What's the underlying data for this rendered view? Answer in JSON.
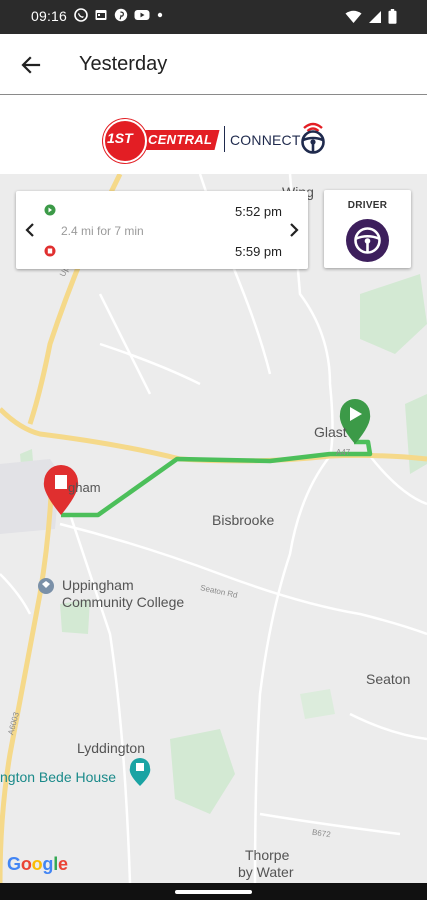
{
  "status_bar": {
    "time": "09:16",
    "left_icons": [
      "whatsapp-icon",
      "calendar-icon",
      "pinterest-icon",
      "youtube-icon",
      "dot-icon"
    ],
    "right_icons": [
      "wifi-icon",
      "signal-icon",
      "battery-icon"
    ]
  },
  "app_bar": {
    "title": "Yesterday",
    "back_icon": "arrow-back-icon"
  },
  "brand": {
    "badge_text": "1ST",
    "name_text": "CENTRAL",
    "product_text": "CONNECT",
    "brand_red": "#e31e24",
    "brand_navy": "#1f2a4d"
  },
  "trip": {
    "start_time": "5:52 pm",
    "end_time": "5:59 pm",
    "summary": "2.4 mi for 7 min",
    "route_color": "#4cbf5a"
  },
  "driver": {
    "label": "DRIVER",
    "icon": "steering-wheel-icon",
    "accent": "#3d1f5c"
  },
  "map_labels": {
    "wing": "Wing",
    "glaston": "Glast",
    "uppingham": "gham",
    "bisbrooke": "Bisbrooke",
    "college_line1": "Uppingham",
    "college_line2": "Community College",
    "seaton": "Seaton",
    "lyddington": "Lyddington",
    "bede_house": "ngton Bede House",
    "thorpe_line1": "Thorpe",
    "thorpe_line2": "by Water",
    "road_a6003_north": "Uppingham Rd",
    "road_seaton": "Seaton Rd",
    "road_a6003_south": "A6003",
    "road_b672": "B672",
    "road_glaston": "A47"
  },
  "google": {
    "letters": [
      "G",
      "o",
      "o",
      "g",
      "l",
      "e"
    ],
    "colors": [
      "#4285F4",
      "#EA4335",
      "#FBBC05",
      "#4285F4",
      "#34A853",
      "#EA4335"
    ]
  }
}
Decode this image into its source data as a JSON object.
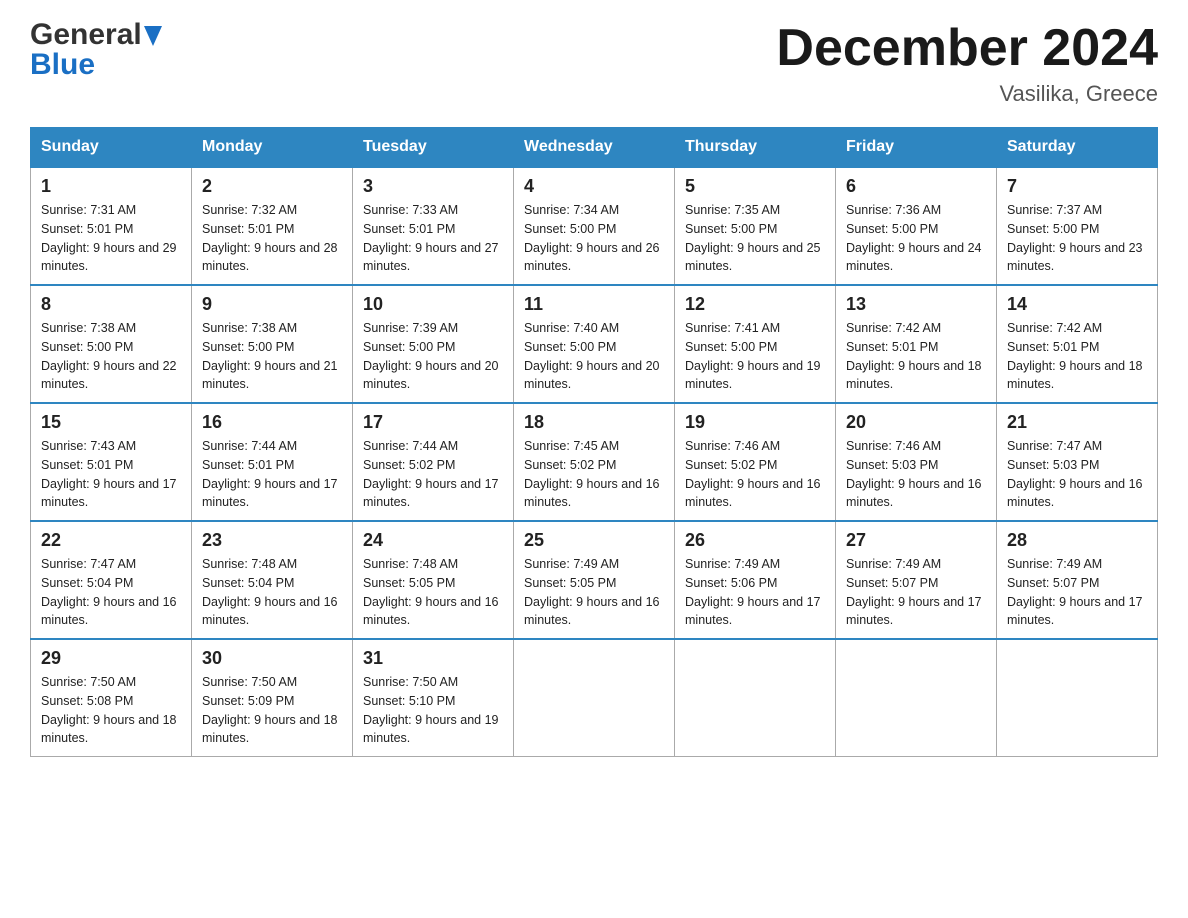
{
  "header": {
    "logo_line1": "General",
    "logo_line2": "Blue",
    "month_title": "December 2024",
    "location": "Vasilika, Greece"
  },
  "days_of_week": [
    "Sunday",
    "Monday",
    "Tuesday",
    "Wednesday",
    "Thursday",
    "Friday",
    "Saturday"
  ],
  "weeks": [
    [
      {
        "day": "1",
        "sunrise": "Sunrise: 7:31 AM",
        "sunset": "Sunset: 5:01 PM",
        "daylight": "Daylight: 9 hours and 29 minutes."
      },
      {
        "day": "2",
        "sunrise": "Sunrise: 7:32 AM",
        "sunset": "Sunset: 5:01 PM",
        "daylight": "Daylight: 9 hours and 28 minutes."
      },
      {
        "day": "3",
        "sunrise": "Sunrise: 7:33 AM",
        "sunset": "Sunset: 5:01 PM",
        "daylight": "Daylight: 9 hours and 27 minutes."
      },
      {
        "day": "4",
        "sunrise": "Sunrise: 7:34 AM",
        "sunset": "Sunset: 5:00 PM",
        "daylight": "Daylight: 9 hours and 26 minutes."
      },
      {
        "day": "5",
        "sunrise": "Sunrise: 7:35 AM",
        "sunset": "Sunset: 5:00 PM",
        "daylight": "Daylight: 9 hours and 25 minutes."
      },
      {
        "day": "6",
        "sunrise": "Sunrise: 7:36 AM",
        "sunset": "Sunset: 5:00 PM",
        "daylight": "Daylight: 9 hours and 24 minutes."
      },
      {
        "day": "7",
        "sunrise": "Sunrise: 7:37 AM",
        "sunset": "Sunset: 5:00 PM",
        "daylight": "Daylight: 9 hours and 23 minutes."
      }
    ],
    [
      {
        "day": "8",
        "sunrise": "Sunrise: 7:38 AM",
        "sunset": "Sunset: 5:00 PM",
        "daylight": "Daylight: 9 hours and 22 minutes."
      },
      {
        "day": "9",
        "sunrise": "Sunrise: 7:38 AM",
        "sunset": "Sunset: 5:00 PM",
        "daylight": "Daylight: 9 hours and 21 minutes."
      },
      {
        "day": "10",
        "sunrise": "Sunrise: 7:39 AM",
        "sunset": "Sunset: 5:00 PM",
        "daylight": "Daylight: 9 hours and 20 minutes."
      },
      {
        "day": "11",
        "sunrise": "Sunrise: 7:40 AM",
        "sunset": "Sunset: 5:00 PM",
        "daylight": "Daylight: 9 hours and 20 minutes."
      },
      {
        "day": "12",
        "sunrise": "Sunrise: 7:41 AM",
        "sunset": "Sunset: 5:00 PM",
        "daylight": "Daylight: 9 hours and 19 minutes."
      },
      {
        "day": "13",
        "sunrise": "Sunrise: 7:42 AM",
        "sunset": "Sunset: 5:01 PM",
        "daylight": "Daylight: 9 hours and 18 minutes."
      },
      {
        "day": "14",
        "sunrise": "Sunrise: 7:42 AM",
        "sunset": "Sunset: 5:01 PM",
        "daylight": "Daylight: 9 hours and 18 minutes."
      }
    ],
    [
      {
        "day": "15",
        "sunrise": "Sunrise: 7:43 AM",
        "sunset": "Sunset: 5:01 PM",
        "daylight": "Daylight: 9 hours and 17 minutes."
      },
      {
        "day": "16",
        "sunrise": "Sunrise: 7:44 AM",
        "sunset": "Sunset: 5:01 PM",
        "daylight": "Daylight: 9 hours and 17 minutes."
      },
      {
        "day": "17",
        "sunrise": "Sunrise: 7:44 AM",
        "sunset": "Sunset: 5:02 PM",
        "daylight": "Daylight: 9 hours and 17 minutes."
      },
      {
        "day": "18",
        "sunrise": "Sunrise: 7:45 AM",
        "sunset": "Sunset: 5:02 PM",
        "daylight": "Daylight: 9 hours and 16 minutes."
      },
      {
        "day": "19",
        "sunrise": "Sunrise: 7:46 AM",
        "sunset": "Sunset: 5:02 PM",
        "daylight": "Daylight: 9 hours and 16 minutes."
      },
      {
        "day": "20",
        "sunrise": "Sunrise: 7:46 AM",
        "sunset": "Sunset: 5:03 PM",
        "daylight": "Daylight: 9 hours and 16 minutes."
      },
      {
        "day": "21",
        "sunrise": "Sunrise: 7:47 AM",
        "sunset": "Sunset: 5:03 PM",
        "daylight": "Daylight: 9 hours and 16 minutes."
      }
    ],
    [
      {
        "day": "22",
        "sunrise": "Sunrise: 7:47 AM",
        "sunset": "Sunset: 5:04 PM",
        "daylight": "Daylight: 9 hours and 16 minutes."
      },
      {
        "day": "23",
        "sunrise": "Sunrise: 7:48 AM",
        "sunset": "Sunset: 5:04 PM",
        "daylight": "Daylight: 9 hours and 16 minutes."
      },
      {
        "day": "24",
        "sunrise": "Sunrise: 7:48 AM",
        "sunset": "Sunset: 5:05 PM",
        "daylight": "Daylight: 9 hours and 16 minutes."
      },
      {
        "day": "25",
        "sunrise": "Sunrise: 7:49 AM",
        "sunset": "Sunset: 5:05 PM",
        "daylight": "Daylight: 9 hours and 16 minutes."
      },
      {
        "day": "26",
        "sunrise": "Sunrise: 7:49 AM",
        "sunset": "Sunset: 5:06 PM",
        "daylight": "Daylight: 9 hours and 17 minutes."
      },
      {
        "day": "27",
        "sunrise": "Sunrise: 7:49 AM",
        "sunset": "Sunset: 5:07 PM",
        "daylight": "Daylight: 9 hours and 17 minutes."
      },
      {
        "day": "28",
        "sunrise": "Sunrise: 7:49 AM",
        "sunset": "Sunset: 5:07 PM",
        "daylight": "Daylight: 9 hours and 17 minutes."
      }
    ],
    [
      {
        "day": "29",
        "sunrise": "Sunrise: 7:50 AM",
        "sunset": "Sunset: 5:08 PM",
        "daylight": "Daylight: 9 hours and 18 minutes."
      },
      {
        "day": "30",
        "sunrise": "Sunrise: 7:50 AM",
        "sunset": "Sunset: 5:09 PM",
        "daylight": "Daylight: 9 hours and 18 minutes."
      },
      {
        "day": "31",
        "sunrise": "Sunrise: 7:50 AM",
        "sunset": "Sunset: 5:10 PM",
        "daylight": "Daylight: 9 hours and 19 minutes."
      },
      null,
      null,
      null,
      null
    ]
  ]
}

Aim
Track down all lines above with the string "Seaton" and copy them.

Result
    "seaton": "Seaton",
    "road_seaton": "Seaton Rd",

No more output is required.